▸ Stated exercise
Copy the data precisely, keeping every character.

▸ Stored rows
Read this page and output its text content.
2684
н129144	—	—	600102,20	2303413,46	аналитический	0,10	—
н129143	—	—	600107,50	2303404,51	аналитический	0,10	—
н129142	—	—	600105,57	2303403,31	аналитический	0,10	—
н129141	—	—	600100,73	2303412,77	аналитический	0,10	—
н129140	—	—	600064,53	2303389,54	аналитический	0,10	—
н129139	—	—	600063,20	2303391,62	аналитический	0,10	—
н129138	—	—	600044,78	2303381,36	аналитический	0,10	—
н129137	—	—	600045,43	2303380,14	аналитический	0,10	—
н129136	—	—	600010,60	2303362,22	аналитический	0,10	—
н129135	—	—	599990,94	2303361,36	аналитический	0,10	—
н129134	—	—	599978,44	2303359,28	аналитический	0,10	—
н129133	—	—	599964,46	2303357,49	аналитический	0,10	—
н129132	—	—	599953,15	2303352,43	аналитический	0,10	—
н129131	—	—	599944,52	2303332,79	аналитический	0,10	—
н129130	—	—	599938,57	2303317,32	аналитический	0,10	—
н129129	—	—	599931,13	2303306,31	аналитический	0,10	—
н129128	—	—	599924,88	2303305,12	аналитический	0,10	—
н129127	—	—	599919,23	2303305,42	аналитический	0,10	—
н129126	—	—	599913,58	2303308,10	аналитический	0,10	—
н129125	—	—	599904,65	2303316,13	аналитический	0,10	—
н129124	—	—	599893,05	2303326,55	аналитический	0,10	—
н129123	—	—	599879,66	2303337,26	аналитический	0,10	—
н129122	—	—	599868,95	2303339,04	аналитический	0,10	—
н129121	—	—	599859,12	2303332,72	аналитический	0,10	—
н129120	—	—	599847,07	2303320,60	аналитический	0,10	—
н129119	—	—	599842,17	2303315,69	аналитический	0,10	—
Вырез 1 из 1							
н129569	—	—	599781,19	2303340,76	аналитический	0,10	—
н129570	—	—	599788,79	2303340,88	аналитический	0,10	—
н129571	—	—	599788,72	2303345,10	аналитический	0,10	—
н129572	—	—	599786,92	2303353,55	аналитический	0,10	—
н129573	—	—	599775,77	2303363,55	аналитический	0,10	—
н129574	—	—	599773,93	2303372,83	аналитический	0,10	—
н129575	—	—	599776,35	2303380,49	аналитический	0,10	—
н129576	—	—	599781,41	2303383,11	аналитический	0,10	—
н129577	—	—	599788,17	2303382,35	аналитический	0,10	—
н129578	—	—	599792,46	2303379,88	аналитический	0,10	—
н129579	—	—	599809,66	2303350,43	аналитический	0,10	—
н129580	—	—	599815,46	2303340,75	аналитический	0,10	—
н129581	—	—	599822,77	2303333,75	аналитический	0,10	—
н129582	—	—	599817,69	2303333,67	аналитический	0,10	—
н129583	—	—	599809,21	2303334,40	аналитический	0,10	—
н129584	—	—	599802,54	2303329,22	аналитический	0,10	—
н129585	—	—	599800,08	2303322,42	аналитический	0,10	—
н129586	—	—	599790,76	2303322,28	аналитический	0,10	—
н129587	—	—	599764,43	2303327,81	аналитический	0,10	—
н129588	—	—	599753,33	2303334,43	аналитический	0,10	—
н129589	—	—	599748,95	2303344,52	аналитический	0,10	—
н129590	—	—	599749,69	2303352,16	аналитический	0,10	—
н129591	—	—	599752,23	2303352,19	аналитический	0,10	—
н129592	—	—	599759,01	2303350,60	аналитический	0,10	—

▸ Exercise output
Read this page and output its text content.
2684
н129144	—	—	600102,20	2303413,46	аналитический	0,10	—
н129143	—	—	600107,50	2303404,51	аналитический	0,10	—
н129142	—	—	600105,57	2303403,31	аналитический	0,10	—
н129141	—	—	600100,73	2303412,77	аналитический	0,10	—
н129140	—	—	600064,53	2303389,54	аналитический	0,10	—
н129139	—	—	600063,20	2303391,62	аналитический	0,10	—
н129138	—	—	600044,78	2303381,36	аналитический	0,10	—
н129137	—	—	600045,43	2303380,14	аналитический	0,10	—
н129136	—	—	600010,60	2303362,22	аналитический	0,10	—
н129135	—	—	599990,94	2303361,36	аналитический	0,10	—
н129134	—	—	599978,44	2303359,28	аналитический	0,10	—
н129133	—	—	599964,46	2303357,49	аналитический	0,10	—
н129132	—	—	599953,15	2303352,43	аналитический	0,10	—
н129131	—	—	599944,52	2303332,79	аналитический	0,10	—
н129130	—	—	599938,57	2303317,32	аналитический	0,10	—
н129129	—	—	599931,13	2303306,31	аналитический	0,10	—
н129128	—	—	599924,88	2303305,12	аналитический	0,10	—
н129127	—	—	599919,23	2303305,42	аналитический	0,10	—
н129126	—	—	599913,58	2303308,10	аналитический	0,10	—
н129125	—	—	599904,65	2303316,13	аналитический	0,10	—
н129124	—	—	599893,05	2303326,55	аналитический	0,10	—
н129123	—	—	599879,66	2303337,26	аналитический	0,10	—
н129122	—	—	599868,95	2303339,04	аналитический	0,10	—
н129121	—	—	599859,12	2303332,72	аналитический	0,10	—
н129120	—	—	599847,07	2303320,60	аналитический	0,10	—
н129119	—	—	599842,17	2303315,69	аналитический	0,10	—
Вырез 1 из 1							
н129569	—	—	599781,19	2303340,76	аналитический	0,10	—
н129570	—	—	599788,79	2303340,88	аналитический	0,10	—
н129571	—	—	599788,72	2303345,10	аналитический	0,10	—
н129572	—	—	599786,92	2303353,55	аналитический	0,10	—
н129573	—	—	599775,77	2303363,55	аналитический	0,10	—
н129574	—	—	599773,93	2303372,83	аналитический	0,10	—
н129575	—	—	599776,35	2303380,49	аналитический	0,10	—
н129576	—	—	599781,41	2303383,11	аналитический	0,10	—
н129577	—	—	599788,17	2303382,35	аналитический	0,10	—
н129578	—	—	599792,46	2303379,88	аналитический	0,10	—
н129579	—	—	599809,66	2303350,43	аналитический	0,10	—
н129580	—	—	599815,46	2303340,75	аналитический	0,10	—
н129581	—	—	599822,77	2303333,75	аналитический	0,10	—
н129582	—	—	599817,69	2303333,67	аналитический	0,10	—
н129583	—	—	599809,21	2303334,40	аналитический	0,10	—
н129584	—	—	599802,54	2303329,22	аналитический	0,10	—
н129585	—	—	599800,08	2303322,42	аналитический	0,10	—
н129586	—	—	599790,76	2303322,28	аналитический	0,10	—
н129587	—	—	599764,43	2303327,81	аналитический	0,10	—
н129588	—	—	599753,33	2303334,43	аналитический	0,10	—
н129589	—	—	599748,95	2303344,52	аналитический	0,10	—
н129590	—	—	599749,69	2303352,16	аналитический	0,10	—
н129591	—	—	599752,23	2303352,19	аналитический	0,10	—
н129592	—	—	599759,01	2303350,60	аналитический	0,10	—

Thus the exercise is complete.